Dataset items
══════════

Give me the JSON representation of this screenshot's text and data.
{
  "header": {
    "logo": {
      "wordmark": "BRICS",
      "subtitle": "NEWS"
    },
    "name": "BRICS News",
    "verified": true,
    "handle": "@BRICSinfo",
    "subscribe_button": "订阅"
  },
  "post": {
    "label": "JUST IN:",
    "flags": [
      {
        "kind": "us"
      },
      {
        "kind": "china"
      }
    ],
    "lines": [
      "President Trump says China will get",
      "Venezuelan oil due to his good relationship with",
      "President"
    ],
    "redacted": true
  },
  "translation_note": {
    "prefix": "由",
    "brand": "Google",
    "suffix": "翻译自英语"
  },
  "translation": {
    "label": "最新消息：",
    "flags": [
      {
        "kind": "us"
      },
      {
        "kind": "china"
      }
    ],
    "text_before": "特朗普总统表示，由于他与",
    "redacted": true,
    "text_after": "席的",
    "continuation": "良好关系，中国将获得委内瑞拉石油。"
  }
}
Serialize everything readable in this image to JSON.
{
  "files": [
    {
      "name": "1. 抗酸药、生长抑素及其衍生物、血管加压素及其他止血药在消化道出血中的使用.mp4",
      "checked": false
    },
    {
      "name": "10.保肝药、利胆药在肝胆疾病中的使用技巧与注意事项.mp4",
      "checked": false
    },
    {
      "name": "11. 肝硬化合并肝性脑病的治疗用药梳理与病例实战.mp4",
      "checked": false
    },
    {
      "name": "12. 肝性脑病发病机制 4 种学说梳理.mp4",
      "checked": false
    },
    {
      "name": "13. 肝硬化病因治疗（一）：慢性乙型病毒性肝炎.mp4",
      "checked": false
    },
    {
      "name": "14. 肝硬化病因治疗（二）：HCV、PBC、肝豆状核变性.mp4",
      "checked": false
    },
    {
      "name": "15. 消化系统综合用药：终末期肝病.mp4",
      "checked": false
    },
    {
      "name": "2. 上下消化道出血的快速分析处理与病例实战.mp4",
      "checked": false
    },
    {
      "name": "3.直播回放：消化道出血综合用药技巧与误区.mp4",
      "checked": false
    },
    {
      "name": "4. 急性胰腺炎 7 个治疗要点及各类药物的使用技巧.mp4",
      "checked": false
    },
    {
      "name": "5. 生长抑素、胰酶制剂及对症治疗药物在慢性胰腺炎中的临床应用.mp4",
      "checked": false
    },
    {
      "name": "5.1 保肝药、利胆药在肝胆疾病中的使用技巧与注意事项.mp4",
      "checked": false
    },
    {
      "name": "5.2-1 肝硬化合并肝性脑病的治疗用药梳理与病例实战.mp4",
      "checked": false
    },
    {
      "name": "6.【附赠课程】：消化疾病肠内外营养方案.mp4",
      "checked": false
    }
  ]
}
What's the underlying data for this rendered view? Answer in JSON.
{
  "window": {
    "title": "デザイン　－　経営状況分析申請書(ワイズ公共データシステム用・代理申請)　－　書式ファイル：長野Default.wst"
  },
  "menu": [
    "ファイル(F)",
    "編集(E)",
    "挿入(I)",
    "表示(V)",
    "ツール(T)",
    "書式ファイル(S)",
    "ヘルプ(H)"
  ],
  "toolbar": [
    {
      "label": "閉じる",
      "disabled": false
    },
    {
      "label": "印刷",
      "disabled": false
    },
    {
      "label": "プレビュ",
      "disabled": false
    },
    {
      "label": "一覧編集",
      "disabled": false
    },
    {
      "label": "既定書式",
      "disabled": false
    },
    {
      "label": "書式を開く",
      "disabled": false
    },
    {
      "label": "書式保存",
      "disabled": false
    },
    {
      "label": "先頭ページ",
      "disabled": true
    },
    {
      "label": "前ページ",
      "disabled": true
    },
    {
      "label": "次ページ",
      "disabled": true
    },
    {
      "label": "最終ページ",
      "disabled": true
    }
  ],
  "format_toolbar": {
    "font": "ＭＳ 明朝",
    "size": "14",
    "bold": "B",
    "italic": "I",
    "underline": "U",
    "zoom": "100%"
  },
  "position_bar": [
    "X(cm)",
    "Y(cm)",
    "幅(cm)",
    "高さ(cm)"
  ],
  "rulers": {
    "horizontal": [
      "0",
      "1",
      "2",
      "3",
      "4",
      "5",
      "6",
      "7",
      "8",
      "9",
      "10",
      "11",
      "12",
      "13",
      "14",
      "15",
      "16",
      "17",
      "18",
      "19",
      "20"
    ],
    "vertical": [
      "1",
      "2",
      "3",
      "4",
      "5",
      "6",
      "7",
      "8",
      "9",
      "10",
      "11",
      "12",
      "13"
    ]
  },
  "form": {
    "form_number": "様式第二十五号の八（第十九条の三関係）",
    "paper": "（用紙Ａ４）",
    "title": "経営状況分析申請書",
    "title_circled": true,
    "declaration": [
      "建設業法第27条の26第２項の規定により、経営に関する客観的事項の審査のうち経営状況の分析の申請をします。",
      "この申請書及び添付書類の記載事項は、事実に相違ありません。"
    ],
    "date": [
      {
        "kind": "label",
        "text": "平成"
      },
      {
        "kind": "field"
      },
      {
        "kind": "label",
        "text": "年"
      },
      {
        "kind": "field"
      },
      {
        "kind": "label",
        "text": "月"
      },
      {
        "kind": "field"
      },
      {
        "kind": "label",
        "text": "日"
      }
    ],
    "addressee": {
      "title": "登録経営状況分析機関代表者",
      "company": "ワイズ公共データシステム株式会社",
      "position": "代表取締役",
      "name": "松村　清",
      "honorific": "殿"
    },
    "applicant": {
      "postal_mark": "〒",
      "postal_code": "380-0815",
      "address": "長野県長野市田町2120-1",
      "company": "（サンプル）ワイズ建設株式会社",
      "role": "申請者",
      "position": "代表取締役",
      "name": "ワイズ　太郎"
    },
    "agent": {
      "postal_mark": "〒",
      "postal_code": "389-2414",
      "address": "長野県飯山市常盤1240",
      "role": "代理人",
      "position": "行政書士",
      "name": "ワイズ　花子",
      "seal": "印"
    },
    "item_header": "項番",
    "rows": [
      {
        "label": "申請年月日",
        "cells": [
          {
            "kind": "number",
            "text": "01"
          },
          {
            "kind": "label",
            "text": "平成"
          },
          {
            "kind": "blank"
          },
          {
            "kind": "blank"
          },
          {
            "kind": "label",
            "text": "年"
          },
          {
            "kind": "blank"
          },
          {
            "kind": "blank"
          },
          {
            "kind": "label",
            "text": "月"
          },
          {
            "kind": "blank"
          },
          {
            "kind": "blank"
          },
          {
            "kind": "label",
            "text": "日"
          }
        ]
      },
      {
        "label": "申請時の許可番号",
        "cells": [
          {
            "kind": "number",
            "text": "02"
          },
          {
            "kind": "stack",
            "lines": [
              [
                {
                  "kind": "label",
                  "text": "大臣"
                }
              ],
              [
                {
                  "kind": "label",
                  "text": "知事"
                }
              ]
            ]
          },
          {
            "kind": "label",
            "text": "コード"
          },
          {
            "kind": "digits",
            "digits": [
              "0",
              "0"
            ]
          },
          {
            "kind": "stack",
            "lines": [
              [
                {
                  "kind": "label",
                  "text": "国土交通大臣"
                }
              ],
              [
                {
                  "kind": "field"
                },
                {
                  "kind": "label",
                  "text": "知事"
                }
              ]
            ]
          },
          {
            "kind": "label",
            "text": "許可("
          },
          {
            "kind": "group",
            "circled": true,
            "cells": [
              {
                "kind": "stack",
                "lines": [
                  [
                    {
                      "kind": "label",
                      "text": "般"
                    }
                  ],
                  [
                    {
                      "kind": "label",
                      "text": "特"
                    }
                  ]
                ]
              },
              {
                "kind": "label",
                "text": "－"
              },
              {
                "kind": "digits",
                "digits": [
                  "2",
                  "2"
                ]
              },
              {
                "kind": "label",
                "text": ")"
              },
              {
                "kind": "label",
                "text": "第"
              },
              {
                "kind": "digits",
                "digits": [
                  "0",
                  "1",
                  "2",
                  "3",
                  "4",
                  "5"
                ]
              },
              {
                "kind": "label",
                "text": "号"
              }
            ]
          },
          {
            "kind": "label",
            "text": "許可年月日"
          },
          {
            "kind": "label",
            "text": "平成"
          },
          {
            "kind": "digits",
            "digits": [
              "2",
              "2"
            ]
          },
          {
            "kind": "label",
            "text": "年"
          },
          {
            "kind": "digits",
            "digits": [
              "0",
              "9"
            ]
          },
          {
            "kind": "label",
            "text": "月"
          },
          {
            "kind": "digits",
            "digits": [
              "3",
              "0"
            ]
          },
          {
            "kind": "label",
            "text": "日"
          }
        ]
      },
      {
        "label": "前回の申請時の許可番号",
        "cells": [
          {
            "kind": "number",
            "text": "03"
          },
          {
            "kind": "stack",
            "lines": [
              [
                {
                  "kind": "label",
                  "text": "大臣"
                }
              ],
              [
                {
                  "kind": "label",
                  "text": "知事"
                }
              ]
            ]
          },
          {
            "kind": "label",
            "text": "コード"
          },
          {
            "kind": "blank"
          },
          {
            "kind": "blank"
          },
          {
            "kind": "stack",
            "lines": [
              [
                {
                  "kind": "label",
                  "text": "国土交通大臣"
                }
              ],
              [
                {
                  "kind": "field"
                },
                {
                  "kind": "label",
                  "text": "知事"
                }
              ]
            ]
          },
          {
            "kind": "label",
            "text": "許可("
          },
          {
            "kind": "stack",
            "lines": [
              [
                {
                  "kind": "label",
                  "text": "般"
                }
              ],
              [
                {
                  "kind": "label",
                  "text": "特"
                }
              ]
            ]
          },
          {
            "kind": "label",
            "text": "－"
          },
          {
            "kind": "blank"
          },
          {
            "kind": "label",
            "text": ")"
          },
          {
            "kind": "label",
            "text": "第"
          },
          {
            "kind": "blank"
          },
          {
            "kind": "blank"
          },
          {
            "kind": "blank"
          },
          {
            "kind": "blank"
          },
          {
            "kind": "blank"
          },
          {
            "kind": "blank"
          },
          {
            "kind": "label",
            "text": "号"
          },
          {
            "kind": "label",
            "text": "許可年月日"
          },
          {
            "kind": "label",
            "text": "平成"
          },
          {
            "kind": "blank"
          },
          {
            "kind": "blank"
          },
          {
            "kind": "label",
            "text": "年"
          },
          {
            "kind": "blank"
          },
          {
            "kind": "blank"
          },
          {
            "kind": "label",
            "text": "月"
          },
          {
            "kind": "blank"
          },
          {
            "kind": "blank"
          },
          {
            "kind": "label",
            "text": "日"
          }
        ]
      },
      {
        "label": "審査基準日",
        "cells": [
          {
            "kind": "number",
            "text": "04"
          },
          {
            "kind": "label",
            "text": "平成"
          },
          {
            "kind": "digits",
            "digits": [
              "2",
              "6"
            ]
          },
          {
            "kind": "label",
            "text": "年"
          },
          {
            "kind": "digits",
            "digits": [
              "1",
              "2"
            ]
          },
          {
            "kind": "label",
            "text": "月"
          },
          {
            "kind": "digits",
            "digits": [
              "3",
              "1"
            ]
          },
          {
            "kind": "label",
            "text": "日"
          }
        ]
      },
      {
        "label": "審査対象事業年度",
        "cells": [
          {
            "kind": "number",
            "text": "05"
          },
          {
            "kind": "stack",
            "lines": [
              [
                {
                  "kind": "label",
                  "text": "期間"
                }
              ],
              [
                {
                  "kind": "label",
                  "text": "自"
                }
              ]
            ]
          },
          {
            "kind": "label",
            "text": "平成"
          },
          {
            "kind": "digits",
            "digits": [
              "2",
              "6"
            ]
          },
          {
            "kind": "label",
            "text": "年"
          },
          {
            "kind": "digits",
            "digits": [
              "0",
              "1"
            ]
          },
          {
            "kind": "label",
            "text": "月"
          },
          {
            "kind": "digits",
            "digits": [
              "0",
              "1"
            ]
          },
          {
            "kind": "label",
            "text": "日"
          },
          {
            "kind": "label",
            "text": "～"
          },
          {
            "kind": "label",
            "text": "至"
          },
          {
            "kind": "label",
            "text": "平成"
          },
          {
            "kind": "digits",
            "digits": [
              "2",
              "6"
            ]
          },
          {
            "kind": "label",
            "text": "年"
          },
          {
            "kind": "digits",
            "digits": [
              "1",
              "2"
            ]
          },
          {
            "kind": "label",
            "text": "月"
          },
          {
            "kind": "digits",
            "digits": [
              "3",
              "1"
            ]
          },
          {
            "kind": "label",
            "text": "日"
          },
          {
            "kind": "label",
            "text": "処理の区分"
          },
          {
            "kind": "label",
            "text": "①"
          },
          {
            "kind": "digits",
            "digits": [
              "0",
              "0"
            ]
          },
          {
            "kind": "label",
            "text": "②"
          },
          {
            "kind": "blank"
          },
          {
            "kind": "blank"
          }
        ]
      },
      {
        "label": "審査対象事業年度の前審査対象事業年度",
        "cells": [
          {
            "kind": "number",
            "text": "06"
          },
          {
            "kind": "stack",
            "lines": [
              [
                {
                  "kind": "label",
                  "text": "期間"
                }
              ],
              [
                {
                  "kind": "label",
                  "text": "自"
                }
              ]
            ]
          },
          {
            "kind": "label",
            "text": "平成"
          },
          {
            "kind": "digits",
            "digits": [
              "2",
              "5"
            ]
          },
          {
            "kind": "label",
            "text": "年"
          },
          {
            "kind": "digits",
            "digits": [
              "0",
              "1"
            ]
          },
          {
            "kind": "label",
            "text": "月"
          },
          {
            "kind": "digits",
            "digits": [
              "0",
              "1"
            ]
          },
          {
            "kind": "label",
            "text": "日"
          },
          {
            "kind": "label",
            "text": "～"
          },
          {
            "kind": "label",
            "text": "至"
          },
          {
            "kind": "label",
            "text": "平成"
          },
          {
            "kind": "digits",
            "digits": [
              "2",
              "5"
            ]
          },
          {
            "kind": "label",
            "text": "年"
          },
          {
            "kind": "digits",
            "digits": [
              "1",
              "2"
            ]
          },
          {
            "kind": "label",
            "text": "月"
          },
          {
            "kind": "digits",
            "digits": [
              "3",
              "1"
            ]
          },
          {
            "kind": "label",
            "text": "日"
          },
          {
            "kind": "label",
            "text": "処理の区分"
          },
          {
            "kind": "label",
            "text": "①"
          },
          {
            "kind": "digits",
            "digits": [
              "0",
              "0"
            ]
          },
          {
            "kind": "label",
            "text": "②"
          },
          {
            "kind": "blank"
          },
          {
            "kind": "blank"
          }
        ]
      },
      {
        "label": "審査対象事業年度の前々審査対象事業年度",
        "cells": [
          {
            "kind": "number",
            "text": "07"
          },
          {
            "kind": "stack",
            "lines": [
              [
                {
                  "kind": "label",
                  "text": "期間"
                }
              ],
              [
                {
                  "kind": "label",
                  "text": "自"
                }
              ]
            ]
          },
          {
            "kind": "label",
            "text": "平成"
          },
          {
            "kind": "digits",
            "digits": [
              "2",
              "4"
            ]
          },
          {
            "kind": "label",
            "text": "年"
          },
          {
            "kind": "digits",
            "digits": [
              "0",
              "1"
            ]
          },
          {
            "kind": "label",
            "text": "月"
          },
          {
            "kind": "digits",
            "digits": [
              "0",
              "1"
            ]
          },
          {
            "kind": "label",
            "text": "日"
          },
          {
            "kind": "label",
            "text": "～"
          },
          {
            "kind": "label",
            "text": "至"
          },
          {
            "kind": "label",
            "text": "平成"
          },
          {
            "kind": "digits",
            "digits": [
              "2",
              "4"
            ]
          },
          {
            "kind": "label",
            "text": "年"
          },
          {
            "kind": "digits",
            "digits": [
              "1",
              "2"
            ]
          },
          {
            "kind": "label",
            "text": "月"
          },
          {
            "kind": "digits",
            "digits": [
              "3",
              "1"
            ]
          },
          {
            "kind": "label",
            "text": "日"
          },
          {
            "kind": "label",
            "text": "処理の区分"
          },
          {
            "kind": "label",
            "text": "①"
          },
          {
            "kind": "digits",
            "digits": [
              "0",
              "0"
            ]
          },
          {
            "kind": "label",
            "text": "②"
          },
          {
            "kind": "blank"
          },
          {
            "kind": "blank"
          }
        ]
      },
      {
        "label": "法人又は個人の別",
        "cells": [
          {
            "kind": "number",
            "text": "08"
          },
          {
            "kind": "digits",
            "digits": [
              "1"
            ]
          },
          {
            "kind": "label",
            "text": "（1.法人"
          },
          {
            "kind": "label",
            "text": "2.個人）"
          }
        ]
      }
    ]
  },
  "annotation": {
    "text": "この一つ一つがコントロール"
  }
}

══════════

Your answer should be a single number: the count of lines holding the word "company".

### Full output
2